## 作業内容
以下の項目のうち、「cell-funds-out: $960,628.64 bbox=[954, 371, 1007, 382]」を含む行から「cell-amount-won: $581,077.88 bbox=[649, 286, 702, 297]」を含む行まで（両端の行を含む）を、一字一句変えずに書き写してください。

··· データセット項目

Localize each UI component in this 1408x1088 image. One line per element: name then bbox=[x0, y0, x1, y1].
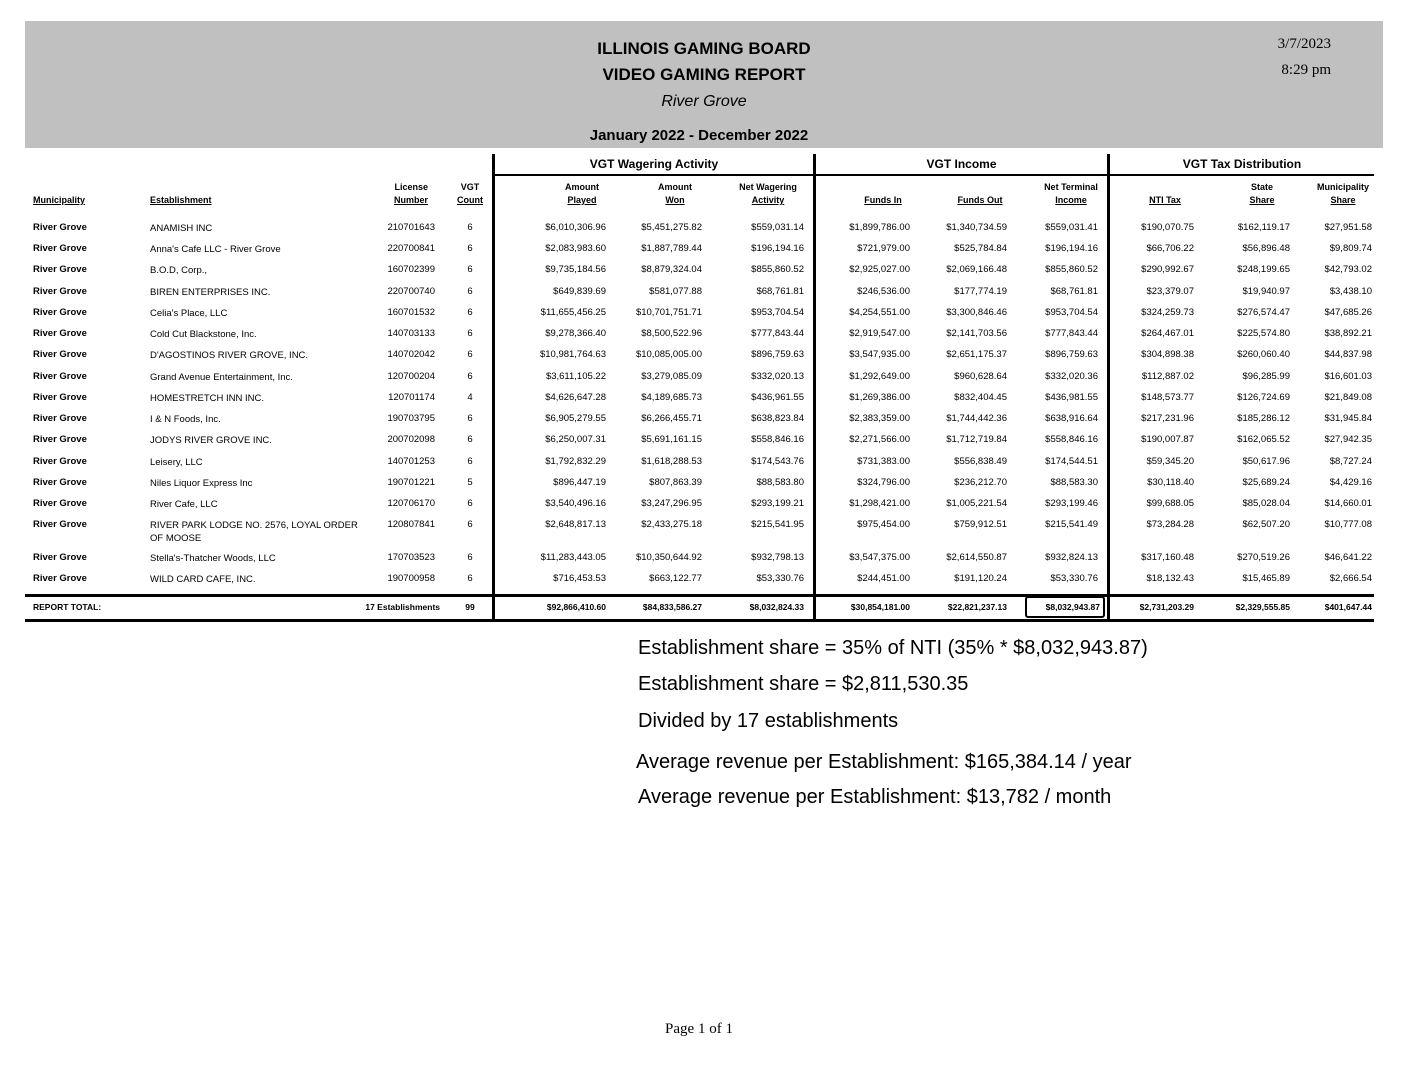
cell-funds-out: $960,628.64 bbox=[954, 371, 1007, 382]
cell-funds-in: $1,269,386.00 bbox=[849, 392, 910, 403]
totals-count: 17 Establishments bbox=[365, 602, 440, 612]
cell-nti-tax: $304,898.38 bbox=[1141, 349, 1194, 360]
cell-net-terminal-income: $293,199.46 bbox=[1045, 498, 1098, 509]
cell-license: 190701221 bbox=[387, 477, 435, 488]
cell-net-terminal-income: $332,020.36 bbox=[1045, 371, 1098, 382]
cell-net-terminal-income: $436,981.55 bbox=[1045, 392, 1098, 403]
cell-nti-tax: $59,345.20 bbox=[1146, 456, 1194, 467]
cell-municipality: River Grove bbox=[33, 371, 87, 382]
cell-net-terminal-income: $88,583.30 bbox=[1050, 477, 1098, 488]
totals-muni-share: $401,647.44 bbox=[1324, 602, 1372, 612]
cell-nti-tax: $23,379.07 bbox=[1146, 286, 1194, 297]
totals-label: REPORT TOTAL: bbox=[33, 602, 102, 612]
column-divider bbox=[492, 154, 495, 622]
cell-state-share: $126,724.69 bbox=[1237, 392, 1290, 403]
cell-municipality: River Grove bbox=[33, 264, 87, 275]
col-nwa: Net Wagering Activity bbox=[739, 182, 797, 205]
cell-nti-tax: $290,992.67 bbox=[1141, 264, 1194, 275]
cell-establishment: Grand Avenue Entertainment, Inc. bbox=[150, 372, 293, 383]
cell-municipality: River Grove bbox=[33, 222, 87, 233]
cell-establishment: River Cafe, LLC bbox=[150, 499, 218, 510]
cell-municipality: River Grove bbox=[33, 498, 87, 509]
cell-funds-in: $2,271,566.00 bbox=[849, 434, 910, 445]
cell-municipality-share: $38,892.21 bbox=[1324, 328, 1372, 339]
cell-funds-in: $975,454.00 bbox=[857, 519, 910, 530]
cell-vgt-count: 6 bbox=[467, 434, 473, 445]
group-wagering: VGT Wagering Activity bbox=[589, 157, 719, 171]
cell-vgt-count: 6 bbox=[467, 286, 473, 297]
totals-played: $92,866,410.60 bbox=[546, 602, 606, 612]
cell-municipality-share: $27,942.35 bbox=[1324, 434, 1372, 445]
col-funds-in: Funds In bbox=[864, 195, 902, 205]
cell-amount-won: $5,451,275.82 bbox=[641, 222, 702, 233]
cell-municipality-share: $21,849.08 bbox=[1324, 392, 1372, 403]
cell-municipality-share: $16,601.03 bbox=[1324, 371, 1372, 382]
cell-license: 220700740 bbox=[387, 286, 435, 297]
cell-vgt-count: 6 bbox=[467, 222, 473, 233]
cell-net-terminal-income: $777,843.44 bbox=[1045, 328, 1098, 339]
cell-license: 160702399 bbox=[387, 264, 435, 275]
cell-amount-won: $581,077.88 bbox=[649, 286, 702, 297]
report-period: January 2022 - December 2022 bbox=[589, 127, 809, 144]
cell-state-share: $260,060.40 bbox=[1237, 349, 1290, 360]
cell-funds-out: $191,120.24 bbox=[954, 573, 1007, 584]
cell-net-wagering: $332,020.13 bbox=[751, 371, 804, 382]
cell-amount-won: $1,618,288.53 bbox=[641, 456, 702, 467]
col-muni-share: Municipality Share bbox=[1316, 182, 1369, 205]
cell-net-wagering: $88,583.80 bbox=[756, 477, 804, 488]
cell-net-wagering: $53,330.76 bbox=[756, 573, 804, 584]
cell-municipality: River Grove bbox=[33, 349, 87, 360]
report-title: ILLINOIS GAMING BOARD bbox=[597, 39, 811, 58]
col-municipality: Municipality bbox=[33, 195, 86, 205]
cell-state-share: $15,465.89 bbox=[1242, 573, 1290, 584]
cell-nti-tax: $190,007.87 bbox=[1141, 434, 1194, 445]
report-header bbox=[25, 21, 1383, 148]
group-income: VGT Income bbox=[926, 157, 997, 171]
cell-funds-in: $2,925,027.00 bbox=[849, 264, 910, 275]
cell-nti-tax: $73,284.28 bbox=[1146, 519, 1194, 530]
cell-net-terminal-income: $896,759.63 bbox=[1045, 349, 1098, 360]
cell-vgt-count: 6 bbox=[467, 243, 473, 254]
cell-license: 140703133 bbox=[387, 328, 435, 339]
cell-municipality-share: $2,666.54 bbox=[1329, 573, 1372, 584]
cell-establishment: ANAMISH INC bbox=[150, 223, 213, 234]
cell-funds-in: $246,536.00 bbox=[857, 286, 910, 297]
cell-net-wagering: $436,961.55 bbox=[751, 392, 804, 403]
cell-municipality: River Grove bbox=[33, 573, 87, 584]
totals-state-share: $2,329,555.85 bbox=[1235, 602, 1290, 612]
col-vgt: VGT Count bbox=[457, 182, 483, 205]
cell-nti-tax: $190,070.75 bbox=[1141, 222, 1194, 233]
cell-funds-out: $1,712,719.84 bbox=[946, 434, 1007, 445]
cell-establishment: Anna's Cafe LLC - River Grove bbox=[150, 244, 281, 255]
cell-funds-out: $832,404.45 bbox=[954, 392, 1007, 403]
cell-net-wagering: $196,194.16 bbox=[751, 243, 804, 254]
totals-nti-tax: $2,731,203.29 bbox=[1139, 602, 1194, 612]
cell-net-wagering: $559,031.14 bbox=[751, 222, 804, 233]
cell-amount-played: $649,839.69 bbox=[553, 286, 606, 297]
cell-municipality-share: $9,809.74 bbox=[1329, 243, 1372, 254]
col-funds-out: Funds Out bbox=[957, 195, 1003, 205]
report-subtitle: VIDEO GAMING REPORT bbox=[602, 65, 806, 84]
cell-municipality: River Grove bbox=[33, 434, 87, 445]
cell-state-share: $50,617.96 bbox=[1242, 456, 1290, 467]
page-footer: Page 1 of 1 bbox=[665, 1021, 733, 1037]
cell-municipality-share: $4,429.16 bbox=[1329, 477, 1372, 488]
cell-funds-out: $236,212.70 bbox=[954, 477, 1007, 488]
cell-net-wagering: $215,541.95 bbox=[751, 519, 804, 530]
cell-net-wagering: $174,543.76 bbox=[751, 456, 804, 467]
note-line-2: Establishment share = $2,811,530.35 bbox=[638, 673, 969, 695]
cell-funds-out: $759,912.51 bbox=[954, 519, 1007, 530]
cell-funds-out: $2,651,175.37 bbox=[946, 349, 1007, 360]
cell-amount-played: $6,905,279.55 bbox=[545, 413, 606, 424]
cell-vgt-count: 6 bbox=[467, 264, 473, 275]
cell-municipality-share: $42,793.02 bbox=[1324, 264, 1372, 275]
cell-vgt-count: 6 bbox=[467, 552, 473, 563]
cell-net-terminal-income: $559,031.41 bbox=[1045, 222, 1098, 233]
cell-license: 160701532 bbox=[387, 307, 435, 318]
cell-municipality-share: $27,951.58 bbox=[1324, 222, 1372, 233]
cell-municipality: River Grove bbox=[33, 456, 87, 467]
cell-funds-out: $177,774.19 bbox=[954, 286, 1007, 297]
totals-won: $84,833,586.27 bbox=[642, 602, 702, 612]
cell-municipality: River Grove bbox=[33, 286, 87, 297]
cell-municipality: River Grove bbox=[33, 307, 87, 318]
cell-license: 120701174 bbox=[388, 392, 435, 403]
cell-amount-played: $1,792,832.29 bbox=[545, 456, 606, 467]
cell-amount-won: $1,887,789.44 bbox=[641, 243, 702, 254]
cell-amount-played: $3,611,105.22 bbox=[545, 371, 606, 382]
cell-state-share: $248,199.65 bbox=[1237, 264, 1290, 275]
cell-net-wagering: $638,823.84 bbox=[751, 413, 804, 424]
cell-license: 190703795 bbox=[387, 413, 435, 424]
cell-license: 120807841 bbox=[387, 519, 435, 530]
cell-funds-in: $1,899,786.00 bbox=[849, 222, 910, 233]
cell-establishment: Celia's Place, LLC bbox=[150, 308, 228, 319]
cell-funds-out: $2,141,703.56 bbox=[946, 328, 1007, 339]
cell-funds-out: $556,838.49 bbox=[954, 456, 1007, 467]
cell-vgt-count: 4 bbox=[467, 392, 473, 403]
cell-amount-played: $10,981,764.63 bbox=[539, 349, 606, 360]
cell-amount-won: $6,266,455.71 bbox=[641, 413, 702, 424]
cell-amount-won: $2,433,275.18 bbox=[641, 519, 702, 530]
cell-amount-played: $2,083,983.60 bbox=[545, 243, 606, 254]
cell-net-terminal-income: $932,824.13 bbox=[1045, 552, 1098, 563]
col-state-share: State Share bbox=[1249, 182, 1275, 205]
cell-vgt-count: 6 bbox=[467, 349, 473, 360]
cell-vgt-count: 6 bbox=[467, 519, 473, 530]
cell-funds-in: $731,383.00 bbox=[857, 456, 910, 467]
cell-license: 120700204 bbox=[387, 371, 435, 382]
cell-funds-out: $1,005,221.54 bbox=[946, 498, 1007, 509]
cell-state-share: $19,940.97 bbox=[1242, 286, 1290, 297]
cell-funds-in: $1,298,421.00 bbox=[849, 498, 910, 509]
cell-funds-out: $525,784.84 bbox=[954, 243, 1007, 254]
cell-nti-tax: $30,118.40 bbox=[1147, 477, 1194, 488]
cell-vgt-count: 6 bbox=[467, 456, 473, 467]
cell-amount-played: $9,735,184.56 bbox=[545, 264, 606, 275]
totals-nwa: $8,032,824.33 bbox=[749, 602, 804, 612]
cell-establishment: D'AGOSTINOS RIVER GROVE, INC. bbox=[150, 350, 309, 361]
cell-state-share: $185,286.12 bbox=[1237, 413, 1290, 424]
cell-net-wagering: $953,704.54 bbox=[751, 307, 804, 318]
col-played: Amount Played bbox=[565, 182, 599, 205]
cell-state-share: $96,285.99 bbox=[1242, 371, 1290, 382]
cell-net-terminal-income: $53,330.76 bbox=[1050, 573, 1098, 584]
cell-amount-won: $5,691,161.15 bbox=[641, 434, 702, 445]
cell-funds-in: $4,254,551.00 bbox=[849, 307, 910, 318]
cell-net-wagering: $777,843.44 bbox=[751, 328, 804, 339]
cell-net-terminal-income: $638,916.64 bbox=[1045, 413, 1098, 424]
cell-amount-won: $4,189,685.73 bbox=[641, 392, 702, 403]
cell-license: 200702098 bbox=[387, 434, 435, 445]
cell-amount-won: $10,085,005.00 bbox=[635, 349, 702, 360]
totals-top-rule bbox=[25, 594, 1374, 597]
cell-funds-out: $2,614,550.87 bbox=[946, 552, 1007, 563]
note-line-4: Average revenue per Establishment: $165,384.14 / year bbox=[636, 751, 1132, 773]
cell-funds-in: $244,451.00 bbox=[857, 573, 910, 584]
report-time: 8:29 pm bbox=[1281, 62, 1331, 78]
cell-municipality: River Grove bbox=[33, 519, 87, 530]
cell-vgt-count: 6 bbox=[467, 498, 473, 509]
cell-nti-tax: $217,231.96 bbox=[1141, 413, 1194, 424]
cell-nti-tax: $264,467.01 bbox=[1141, 328, 1194, 339]
cell-net-terminal-income: $855,860.52 bbox=[1045, 264, 1098, 275]
cell-establishment: HOMESTRETCH INN INC. bbox=[150, 393, 264, 404]
cell-amount-played: $896,447.19 bbox=[553, 477, 606, 488]
cell-license: 170703523 bbox=[387, 552, 435, 563]
cell-nti-tax: $324,259.73 bbox=[1141, 307, 1194, 318]
col-license: License Number bbox=[393, 182, 428, 205]
nti-total-highlight-box bbox=[1025, 596, 1105, 618]
cell-state-share: $62,507.20 bbox=[1242, 519, 1290, 530]
cell-municipality: River Grove bbox=[33, 328, 87, 339]
note-line-5: Average revenue per Establishment: $13,782 / month bbox=[638, 786, 1112, 808]
cell-municipality-share: $46,641.22 bbox=[1324, 552, 1372, 563]
cell-amount-won: $10,350,644.92 bbox=[635, 552, 702, 563]
cell-amount-won: $10,701,751.71 bbox=[635, 307, 702, 318]
cell-amount-played: $9,278,366.40 bbox=[545, 328, 606, 339]
cell-funds-in: $2,919,547.00 bbox=[849, 328, 910, 339]
cell-amount-won: $8,500,522.96 bbox=[641, 328, 702, 339]
totals-funds-out: $22,821,237.13 bbox=[947, 602, 1007, 612]
cell-funds-out: $1,340,734.59 bbox=[946, 222, 1007, 233]
cell-nti-tax: $112,887.02 bbox=[1141, 371, 1194, 382]
cell-amount-won: $663,122.77 bbox=[649, 573, 702, 584]
cell-establishment: Leisery, LLC bbox=[150, 457, 203, 468]
cell-nti-tax: $66,706.22 bbox=[1146, 243, 1194, 254]
cell-establishment: B.O.D, Corp., bbox=[150, 265, 208, 276]
cell-amount-won: $3,247,296.95 bbox=[641, 498, 702, 509]
cell-municipality: River Grove bbox=[33, 392, 87, 403]
cell-establishment: Niles Liquor Express Inc bbox=[150, 478, 253, 489]
cell-municipality-share: $44,837.98 bbox=[1324, 349, 1372, 360]
totals-bottom-rule bbox=[25, 619, 1374, 622]
cell-funds-in: $1,292,649.00 bbox=[849, 371, 910, 382]
cell-funds-out: $2,069,166.48 bbox=[946, 264, 1007, 275]
cell-net-wagering: $855,860.52 bbox=[751, 264, 804, 275]
cell-net-terminal-income: $68,761.81 bbox=[1050, 286, 1098, 297]
cell-amount-played: $716,453.53 bbox=[553, 573, 606, 584]
cell-state-share: $85,028.04 bbox=[1242, 498, 1290, 509]
cell-net-wagering: $558,846.16 bbox=[751, 434, 804, 445]
totals-vgt: 99 bbox=[465, 602, 475, 612]
group-tax: VGT Tax Distribution bbox=[1182, 157, 1302, 171]
cell-municipality: River Grove bbox=[33, 413, 87, 424]
cell-amount-won: $8,879,324.04 bbox=[641, 264, 702, 275]
cell-license: 210701643 bbox=[387, 222, 435, 233]
cell-vgt-count: 6 bbox=[467, 413, 473, 424]
cell-funds-in: $3,547,935.00 bbox=[849, 349, 910, 360]
cell-establishment: BIREN ENTERPRISES INC. bbox=[150, 287, 271, 298]
cell-net-terminal-income: $558,846.16 bbox=[1045, 434, 1098, 445]
cell-nti-tax: $99,688.05 bbox=[1146, 498, 1194, 509]
cell-nti-tax: $317,160.48 bbox=[1141, 552, 1194, 563]
cell-state-share: $276,574.47 bbox=[1237, 307, 1290, 318]
column-divider bbox=[813, 154, 816, 622]
totals-funds-in: $30,854,181.00 bbox=[850, 602, 910, 612]
cell-license: 190700958 bbox=[387, 573, 435, 584]
cell-funds-in: $324,796.00 bbox=[857, 477, 910, 488]
cell-net-wagering: $932,798.13 bbox=[751, 552, 804, 563]
cell-state-share: $162,065.52 bbox=[1237, 434, 1290, 445]
cell-state-share: $270,519.26 bbox=[1237, 552, 1290, 563]
cell-municipality-share: $3,438.10 bbox=[1329, 286, 1372, 297]
cell-funds-in: $3,547,375.00 bbox=[849, 552, 910, 563]
cell-state-share: $162,119.17 bbox=[1237, 222, 1290, 233]
cell-establishment: RIVER PARK LODGE NO. 2576, LOYAL ORDER OF MOOSE bbox=[150, 520, 358, 544]
cell-license: 220700841 bbox=[387, 243, 435, 254]
cell-establishment: Cold Cut Blackstone, Inc. bbox=[150, 329, 257, 340]
cell-amount-played: $6,010,306.96 bbox=[545, 222, 606, 233]
cell-municipality-share: $31,945.84 bbox=[1324, 413, 1372, 424]
cell-net-terminal-income: $196,194.16 bbox=[1045, 243, 1098, 254]
cell-amount-played: $4,626,647.28 bbox=[545, 392, 606, 403]
cell-funds-in: $2,383,359.00 bbox=[849, 413, 910, 424]
cell-vgt-count: 5 bbox=[467, 477, 473, 488]
cell-municipality-share: $8,727.24 bbox=[1329, 456, 1372, 467]
cell-vgt-count: 6 bbox=[467, 573, 473, 584]
note-line-1: Establishment share = 35% of NTI (35% * $8,032,943.87) bbox=[638, 637, 1148, 659]
cell-license: 140702042 bbox=[387, 349, 435, 360]
cell-establishment: Stella's-Thatcher Woods, LLC bbox=[150, 553, 276, 564]
cell-vgt-count: 6 bbox=[467, 307, 473, 318]
cell-amount-played: $11,283,443.05 bbox=[540, 552, 606, 563]
cell-amount-played: $11,655,456.25 bbox=[540, 307, 606, 318]
cell-municipality: River Grove bbox=[33, 552, 87, 563]
cell-municipality-share: $47,685.26 bbox=[1324, 307, 1372, 318]
cell-municipality: River Grove bbox=[33, 477, 87, 488]
report-date: 3/7/2023 bbox=[1277, 36, 1331, 52]
cell-municipality-share: $10,777.08 bbox=[1324, 519, 1372, 530]
col-won: Amount Won bbox=[658, 182, 692, 205]
cell-establishment: I & N Foods, Inc. bbox=[150, 414, 221, 425]
cell-vgt-count: 6 bbox=[467, 328, 473, 339]
cell-vgt-count: 6 bbox=[467, 371, 473, 382]
cell-net-terminal-income: $174,544.51 bbox=[1045, 456, 1098, 467]
cell-state-share: $56,896.48 bbox=[1242, 243, 1290, 254]
cell-funds-in: $721,979.00 bbox=[857, 243, 910, 254]
cell-amount-played: $2,648,817.13 bbox=[545, 519, 606, 530]
cell-funds-out: $3,300,846.46 bbox=[946, 307, 1007, 318]
cell-establishment: WILD CARD CAFE, INC. bbox=[150, 574, 256, 585]
cell-nti-tax: $18,132.43 bbox=[1146, 573, 1194, 584]
note-line-3: Divided by 17 establishments bbox=[638, 710, 899, 732]
report-city: River Grove bbox=[661, 93, 747, 110]
cell-amount-played: $6,250,007.31 bbox=[545, 434, 606, 445]
group-divider bbox=[493, 174, 1374, 176]
cell-municipality: River Grove bbox=[33, 243, 87, 254]
col-nti: Net Terminal Income bbox=[1044, 182, 1098, 205]
cell-amount-won: $3,279,085.09 bbox=[641, 371, 702, 382]
cell-license: 140701253 bbox=[387, 456, 435, 467]
cell-net-wagering: $896,759.63 bbox=[751, 349, 804, 360]
cell-state-share: $25,689.24 bbox=[1242, 477, 1290, 488]
cell-funds-out: $1,744,442.36 bbox=[946, 413, 1007, 424]
cell-nti-tax: $148,573.77 bbox=[1141, 392, 1194, 403]
cell-net-wagering: $68,761.81 bbox=[756, 286, 804, 297]
cell-establishment: JODYS RIVER GROVE INC. bbox=[150, 435, 272, 446]
cell-net-wagering: $293,199.21 bbox=[751, 498, 804, 509]
col-nti-tax: NTI Tax bbox=[1149, 195, 1181, 205]
cell-net-terminal-income: $953,704.54 bbox=[1045, 307, 1098, 318]
cell-state-share: $225,574.80 bbox=[1237, 328, 1290, 339]
cell-amount-won: $807,863.39 bbox=[649, 477, 702, 488]
cell-license: 120706170 bbox=[387, 498, 435, 509]
totals-nti: $8,032,943.87 bbox=[1045, 602, 1100, 612]
col-establishment: Establishment bbox=[150, 195, 212, 205]
cell-municipality-share: $14,660.01 bbox=[1324, 498, 1372, 509]
cell-amount-played: $3,540,496.16 bbox=[545, 498, 606, 509]
cell-net-terminal-income: $215,541.49 bbox=[1045, 519, 1098, 530]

······

## 回答
cell-funds-out: $960,628.64 bbox=[954, 371, 1007, 382]
cell-funds-in: $1,269,386.00 bbox=[849, 392, 910, 403]
totals-count: 17 Establishments bbox=[365, 602, 440, 612]
cell-nti-tax: $304,898.38 bbox=[1141, 349, 1194, 360]
cell-net-terminal-income: $293,199.46 bbox=[1045, 498, 1098, 509]
cell-license: 190701221 bbox=[387, 477, 435, 488]
cell-net-terminal-income: $332,020.36 bbox=[1045, 371, 1098, 382]
cell-net-terminal-income: $436,981.55 bbox=[1045, 392, 1098, 403]
cell-nti-tax: $59,345.20 bbox=[1146, 456, 1194, 467]
cell-municipality: River Grove bbox=[33, 371, 87, 382]
cell-net-terminal-income: $88,583.30 bbox=[1050, 477, 1098, 488]
totals-muni-share: $401,647.44 bbox=[1324, 602, 1372, 612]
cell-nti-tax: $23,379.07 bbox=[1146, 286, 1194, 297]
totals-label: REPORT TOTAL: bbox=[33, 602, 102, 612]
column-divider bbox=[492, 154, 495, 622]
cell-state-share: $126,724.69 bbox=[1237, 392, 1290, 403]
cell-municipality: River Grove bbox=[33, 264, 87, 275]
col-nwa: Net Wagering Activity bbox=[739, 182, 797, 205]
cell-nti-tax: $290,992.67 bbox=[1141, 264, 1194, 275]
cell-establishment: Grand Avenue Entertainment, Inc. bbox=[150, 372, 293, 383]
cell-municipality: River Grove bbox=[33, 222, 87, 233]
cell-establishment: River Cafe, LLC bbox=[150, 499, 218, 510]
cell-municipality: River Grove bbox=[33, 498, 87, 509]
cell-funds-in: $2,271,566.00 bbox=[849, 434, 910, 445]
cell-municipality-share: $38,892.21 bbox=[1324, 328, 1372, 339]
cell-funds-in: $975,454.00 bbox=[857, 519, 910, 530]
cell-vgt-count: 6 bbox=[467, 434, 473, 445]
group-wagering: VGT Wagering Activity bbox=[589, 157, 719, 171]
cell-vgt-count: 6 bbox=[467, 286, 473, 297]
totals-played: $92,866,410.60 bbox=[546, 602, 606, 612]
cell-municipality-share: $27,942.35 bbox=[1324, 434, 1372, 445]
col-funds-in: Funds In bbox=[864, 195, 902, 205]
cell-amount-won: $5,451,275.82 bbox=[641, 222, 702, 233]
cell-municipality-share: $21,849.08 bbox=[1324, 392, 1372, 403]
cell-municipality-share: $16,601.03 bbox=[1324, 371, 1372, 382]
cell-license: 220700740 bbox=[387, 286, 435, 297]
cell-vgt-count: 6 bbox=[467, 222, 473, 233]
cell-net-terminal-income: $777,843.44 bbox=[1045, 328, 1098, 339]
cell-license: 160702399 bbox=[387, 264, 435, 275]
cell-amount-won: $581,077.88 bbox=[649, 286, 702, 297]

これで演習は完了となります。